PASSAGE TO READ:
While numerous articles offer quick tips to enhance your async JavaScript performance using extra Promise API features, this discussion focuses on how program structure tweaks can lead to significant speed improvements. By optimizing your code, you could potentially achieve 1.9x or even 14x speed boosts.

I believe the untapped performance potential in asynchronous JavaScript features is due to the V8 engine not providing the expected level of optimization for these features; and there are a few key indicators that suggest this possibility.

Context

You can skip this section if you want, but here's a brief overview of the context. I've been working with a bnf-parser library that currently needs a complete file to be loaded for parsing it into a BNF-specified syntax tree. However, the library could be refactored to use cloneable state generators, which output file characters sequentially and allow for copying at a specific point to resume reading later.

So I tried to implementing it in Javascript be able to parse large +1GB files into partial syntax trees for processing large XML, just partly for fun, partly because I know also soon I'll need to be implementing something similar in a lower level language and this could be good practice.

The Case Study

I aimed to create a layer between the readable data stream from disk and allowing iteratively calling forward for small text portions with limited backtracking. I implemented a Cursor that iterates forward, returning the passed-over characters as a string. Cursors can be cloned, and clones can independently move forward. Importantly cursors may need to wait for data currently streamed to become available before returning the next substring. To minimize memory usage, we discard unreachable data - implementing all of this into a async/await pattern to avoid complex callback chains or unnecessary event loop blocking.

Side note: We use pooling for caching, placing each chunk read from the disk into an array and manipulating the array to free cached data. This method reduces resize operations and string manipulation. However, it can cause NodeJS to report false memory usage, as chunks allocated by the OS are sometimes not counted until manipulated within the application domain.

The cursor features an async read call, asynchronously connecting to a StreamCache to read from the cache. Multiple cursors may attempt to read the latest unavailable information, requiring a condition variable lock - an async call to a PromiseQueue is used to manages this.

Reading a 1GB file in 100-byte chunks leads to at least 10,000,000 IOs through three async call layers. The problem becomes catastrophic since these functions are essentially language-level abstractions of callbacks, lacking optimizations that come with their async nature. However, we can manually implement optimizations to alleviate this issue.

DATA SUPPLIED:
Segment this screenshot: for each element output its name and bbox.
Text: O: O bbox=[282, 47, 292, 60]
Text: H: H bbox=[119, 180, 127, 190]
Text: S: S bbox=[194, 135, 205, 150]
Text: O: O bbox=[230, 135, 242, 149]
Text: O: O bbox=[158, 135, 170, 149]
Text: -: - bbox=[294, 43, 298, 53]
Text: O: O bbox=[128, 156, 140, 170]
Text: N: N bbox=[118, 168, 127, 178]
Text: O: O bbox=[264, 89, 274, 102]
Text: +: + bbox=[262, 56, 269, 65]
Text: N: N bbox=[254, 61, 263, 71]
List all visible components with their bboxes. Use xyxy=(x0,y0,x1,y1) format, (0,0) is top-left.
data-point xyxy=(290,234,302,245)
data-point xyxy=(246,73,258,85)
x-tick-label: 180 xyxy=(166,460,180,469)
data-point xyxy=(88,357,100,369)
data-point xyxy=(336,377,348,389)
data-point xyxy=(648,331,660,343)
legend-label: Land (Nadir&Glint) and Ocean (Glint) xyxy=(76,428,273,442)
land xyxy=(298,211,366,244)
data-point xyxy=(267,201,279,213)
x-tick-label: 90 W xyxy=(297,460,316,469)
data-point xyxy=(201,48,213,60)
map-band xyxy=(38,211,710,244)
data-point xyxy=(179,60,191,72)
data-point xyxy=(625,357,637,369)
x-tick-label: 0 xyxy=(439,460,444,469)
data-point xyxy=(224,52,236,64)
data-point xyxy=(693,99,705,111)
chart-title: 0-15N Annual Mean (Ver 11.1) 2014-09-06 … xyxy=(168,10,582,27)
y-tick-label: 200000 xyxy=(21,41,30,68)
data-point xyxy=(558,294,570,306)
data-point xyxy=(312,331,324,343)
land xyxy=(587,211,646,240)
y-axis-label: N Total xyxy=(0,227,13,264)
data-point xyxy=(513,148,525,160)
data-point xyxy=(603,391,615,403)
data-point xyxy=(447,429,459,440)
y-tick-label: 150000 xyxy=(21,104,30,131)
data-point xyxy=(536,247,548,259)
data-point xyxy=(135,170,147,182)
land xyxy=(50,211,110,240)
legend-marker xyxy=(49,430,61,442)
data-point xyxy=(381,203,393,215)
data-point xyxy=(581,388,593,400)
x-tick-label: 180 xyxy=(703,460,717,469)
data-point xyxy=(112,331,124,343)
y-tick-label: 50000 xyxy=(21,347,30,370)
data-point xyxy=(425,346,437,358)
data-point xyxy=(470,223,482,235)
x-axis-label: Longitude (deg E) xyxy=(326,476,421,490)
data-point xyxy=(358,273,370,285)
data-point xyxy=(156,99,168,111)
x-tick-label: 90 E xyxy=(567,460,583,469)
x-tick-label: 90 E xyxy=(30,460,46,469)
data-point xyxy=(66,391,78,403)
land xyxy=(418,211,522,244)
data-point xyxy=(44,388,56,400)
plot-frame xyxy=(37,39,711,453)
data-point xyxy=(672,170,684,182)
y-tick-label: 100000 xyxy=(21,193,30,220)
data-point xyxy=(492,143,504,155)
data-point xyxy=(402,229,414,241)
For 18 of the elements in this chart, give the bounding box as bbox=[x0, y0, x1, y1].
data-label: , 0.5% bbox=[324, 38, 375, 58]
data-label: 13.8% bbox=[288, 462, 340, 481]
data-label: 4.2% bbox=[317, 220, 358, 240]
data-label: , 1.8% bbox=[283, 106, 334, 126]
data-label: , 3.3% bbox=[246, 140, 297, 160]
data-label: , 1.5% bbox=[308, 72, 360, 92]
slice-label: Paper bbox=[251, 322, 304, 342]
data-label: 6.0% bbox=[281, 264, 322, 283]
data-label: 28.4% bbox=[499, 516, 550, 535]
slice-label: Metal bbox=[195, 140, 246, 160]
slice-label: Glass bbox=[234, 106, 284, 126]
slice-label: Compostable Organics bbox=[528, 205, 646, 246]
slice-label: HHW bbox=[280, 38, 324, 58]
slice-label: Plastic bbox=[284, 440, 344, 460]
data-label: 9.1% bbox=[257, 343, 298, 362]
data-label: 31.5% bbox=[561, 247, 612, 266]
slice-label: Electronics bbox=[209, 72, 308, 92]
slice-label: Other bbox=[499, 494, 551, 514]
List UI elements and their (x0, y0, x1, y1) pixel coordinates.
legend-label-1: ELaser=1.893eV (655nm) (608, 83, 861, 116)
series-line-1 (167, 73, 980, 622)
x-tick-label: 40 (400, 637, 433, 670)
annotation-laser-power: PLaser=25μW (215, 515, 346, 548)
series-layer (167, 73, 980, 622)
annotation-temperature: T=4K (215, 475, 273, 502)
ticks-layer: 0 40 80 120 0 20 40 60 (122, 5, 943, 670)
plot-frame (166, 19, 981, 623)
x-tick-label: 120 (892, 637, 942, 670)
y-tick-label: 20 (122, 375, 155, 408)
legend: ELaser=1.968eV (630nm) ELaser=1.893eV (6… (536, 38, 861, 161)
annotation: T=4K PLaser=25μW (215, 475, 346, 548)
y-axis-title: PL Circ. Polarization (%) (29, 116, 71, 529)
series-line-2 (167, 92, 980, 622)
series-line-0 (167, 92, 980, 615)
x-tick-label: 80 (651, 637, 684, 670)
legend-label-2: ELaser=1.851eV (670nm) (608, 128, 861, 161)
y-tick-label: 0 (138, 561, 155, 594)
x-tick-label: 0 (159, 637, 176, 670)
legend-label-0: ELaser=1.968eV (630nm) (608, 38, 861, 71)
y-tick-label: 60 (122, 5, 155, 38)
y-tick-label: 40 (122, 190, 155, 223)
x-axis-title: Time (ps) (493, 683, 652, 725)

YOUR TASKS:
a) Check each statement below against the article on async JavaScript performance. For each, answer yes or no and quote the words from the article that decide it.
(i) Reading a 1GB file in 100-byte chunks results in at least 10,000,000 IOs.
(ii) The pooling approach places each chunk read from the disk into a linked list.
(iii) Cursors cannot be cloned.
b) According to the article on async JavaScript performance, which engine may not be optimizing asynchronous JavaScript features as well as expected?
c) Go on with the article on async JavaScript performance from the point where it stops, keeping its technical voice.

ACTIVITY ANSWERS:
a)
(i) Yes: "Reading a 1GB file in 100-byte chunks leads to at least 10,000,000 IOs through three async call layers."
(ii) No: "placing each chunk read from the disk into an array"
(iii) No: "Cursors can be cloned, and clones can independently move forward."

b) The V8 engine.

c)
Testing

So let's go through the base implementation, then a few different variations and optimisations; or you can skip ahead to the #results then work your way backwards if you prefer.

A quick note about the testing methodology: Each test ran 10 times consecutively, starting from a cold state. The first result was consistently slower, while the other nine were nearly identical. This suggests either NodeJS temporarily saves optimized code between runs, or the NAS intelligently caches the file for quicker access. The latter is more likely, as longer durations between cold starts result in slower initial executions.

The test file used is here (streamed as a standalone XML file).

Full Async

So we have a cursor which we can call next on, which forwards the request to the StreamCache - which then handles all of the actual read behaviour.

class Cursor {
  // ...
  async next(highWaterMark = 1): Promise<string> {
    return await this._owner._read(this, highWaterMark);
  }
  // ...
};

We then have our main file which just creates a StreamCache, adds a cursor, and piping a fs.createReadStream in a kind of backwards way to the normal piping API, but this is due to the way StreamCache has been implemented to allow for NodeJS and WebJS readable stream API differences.

The cursor is added before piping to ensure the first bytes of data can't be read into the cache, then dropped because of it being inaccessible by any cursors

let stream = new experimental.StreamCache();
let cursorA = stream.cursor();
stream.pipe_node(fstream);

async function main() {
  console.time("duration");

  while (!cursorA.isDone()) {
    let val = await cursorA.next(100);
    read += val.length;
  }

  cursorA.drop();

}
fstream.on('end', ()=>{
  console.timeEnd("duration");
});

main();

Wrapper Optimisation

In the cursor before we could see we had an async function basically just acting as a wrapper, if you understand the async abstraction you'd know an async function just returns a promise, so there is no actual need in creating this extra async function, and instead we can just return the one created from the child call. (This has a level of performance benefit it really shouldn't :D)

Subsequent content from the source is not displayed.